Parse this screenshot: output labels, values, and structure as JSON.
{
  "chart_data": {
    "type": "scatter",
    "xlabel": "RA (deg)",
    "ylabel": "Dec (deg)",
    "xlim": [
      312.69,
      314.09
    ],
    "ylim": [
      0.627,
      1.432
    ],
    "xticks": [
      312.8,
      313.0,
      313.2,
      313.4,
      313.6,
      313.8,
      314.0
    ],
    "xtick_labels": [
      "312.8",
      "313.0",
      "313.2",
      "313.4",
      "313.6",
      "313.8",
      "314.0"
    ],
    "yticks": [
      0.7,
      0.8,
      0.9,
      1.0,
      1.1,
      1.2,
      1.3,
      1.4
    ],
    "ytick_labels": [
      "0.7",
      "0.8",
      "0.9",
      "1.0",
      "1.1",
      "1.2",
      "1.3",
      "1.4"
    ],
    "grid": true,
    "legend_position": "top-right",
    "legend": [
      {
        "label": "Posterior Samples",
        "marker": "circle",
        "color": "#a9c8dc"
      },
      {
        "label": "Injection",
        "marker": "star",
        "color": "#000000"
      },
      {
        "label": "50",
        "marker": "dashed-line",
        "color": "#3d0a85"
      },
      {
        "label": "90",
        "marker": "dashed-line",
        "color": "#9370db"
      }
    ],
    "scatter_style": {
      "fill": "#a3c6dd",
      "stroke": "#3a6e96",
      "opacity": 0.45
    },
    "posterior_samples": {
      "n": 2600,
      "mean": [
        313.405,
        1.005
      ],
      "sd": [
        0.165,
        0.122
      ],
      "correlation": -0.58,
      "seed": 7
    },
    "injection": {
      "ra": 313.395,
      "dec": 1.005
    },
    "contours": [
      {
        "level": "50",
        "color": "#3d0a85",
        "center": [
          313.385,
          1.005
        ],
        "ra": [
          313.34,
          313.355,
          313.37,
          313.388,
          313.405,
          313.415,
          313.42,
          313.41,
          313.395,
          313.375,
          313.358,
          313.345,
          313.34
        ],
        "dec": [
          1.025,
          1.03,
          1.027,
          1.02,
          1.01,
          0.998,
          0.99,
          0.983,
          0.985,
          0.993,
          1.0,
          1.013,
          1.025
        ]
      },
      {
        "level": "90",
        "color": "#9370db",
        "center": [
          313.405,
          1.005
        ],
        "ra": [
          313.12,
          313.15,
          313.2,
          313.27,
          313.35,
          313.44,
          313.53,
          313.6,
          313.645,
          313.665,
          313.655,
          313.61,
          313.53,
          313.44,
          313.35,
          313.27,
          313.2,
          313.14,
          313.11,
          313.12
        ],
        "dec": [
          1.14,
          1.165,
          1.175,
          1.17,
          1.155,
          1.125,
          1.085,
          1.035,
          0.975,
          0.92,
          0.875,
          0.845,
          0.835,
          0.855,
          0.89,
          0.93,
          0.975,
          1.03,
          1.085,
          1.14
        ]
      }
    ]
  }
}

---+---

What is asked
Each line of the material above must be retyped precisely.

Problem solution
Parse this screenshot: output labels, values, and structure as JSON.
{
  "chart_data": {
    "type": "scatter",
    "xlabel": "RA (deg)",
    "ylabel": "Dec (deg)",
    "xlim": [
      312.69,
      314.09
    ],
    "ylim": [
      0.627,
      1.432
    ],
    "xticks": [
      312.8,
      313.0,
      313.2,
      313.4,
      313.6,
      313.8,
      314.0
    ],
    "xtick_labels": [
      "312.8",
      "313.0",
      "313.2",
      "313.4",
      "313.6",
      "313.8",
      "314.0"
    ],
    "yticks": [
      0.7,
      0.8,
      0.9,
      1.0,
      1.1,
      1.2,
      1.3,
      1.4
    ],
    "ytick_labels": [
      "0.7",
      "0.8",
      "0.9",
      "1.0",
      "1.1",
      "1.2",
      "1.3",
      "1.4"
    ],
    "grid": true,
    "legend_position": "top-right",
    "legend": [
      {
        "label": "Posterior Samples",
        "marker": "circle",
        "color": "#a9c8dc"
      },
      {
        "label": "Injection",
        "marker": "star",
        "color": "#000000"
      },
      {
        "label": "50",
        "marker": "dashed-line",
        "color": "#3d0a85"
      },
      {
        "label": "90",
        "marker": "dashed-line",
        "color": "#9370db"
      }
    ],
    "scatter_style": {
      "fill": "#a3c6dd",
      "stroke": "#3a6e96",
      "opacity": 0.45
    },
    "posterior_samples": {
      "n": 2600,
      "mean": [
        313.405,
        1.005
      ],
      "sd": [
        0.165,
        0.122
      ],
      "correlation": -0.58,
      "seed": 7
    },
    "injection": {
      "ra": 313.395,
      "dec": 1.005
    },
    "contours": [
      {
        "level": "50",
        "color": "#3d0a85",
        "center": [
          313.385,
          1.005
        ],
        "ra": [
          313.34,
          313.355,
          313.37,
          313.388,
          313.405,
          313.415,
          313.42,
          313.41,
          313.395,
          313.375,
          313.358,
          313.345,
          313.34
        ],
        "dec": [
          1.025,
          1.03,
          1.027,
          1.02,
          1.01,
          0.998,
          0.99,
          0.983,
          0.985,
          0.993,
          1.0,
          1.013,
          1.025
        ]
      },
      {
        "level": "90",
        "color": "#9370db",
        "center": [
          313.405,
          1.005
        ],
        "ra": [
          313.12,
          313.15,
          313.2,
          313.27,
          313.35,
          313.44,
          313.53,
          313.6,
          313.645,
          313.665,
          313.655,
          313.61,
          313.53,
          313.44,
          313.35,
          313.27,
          313.2,
          313.14,
          313.11,
          313.12
        ],
        "dec": [
          1.14,
          1.165,
          1.175,
          1.17,
          1.155,
          1.125,
          1.085,
          1.035,
          0.975,
          0.92,
          0.875,
          0.845,
          0.835,
          0.855,
          0.89,
          0.93,
          0.975,
          1.03,
          1.085,
          1.14
        ]
      }
    ]
  }
}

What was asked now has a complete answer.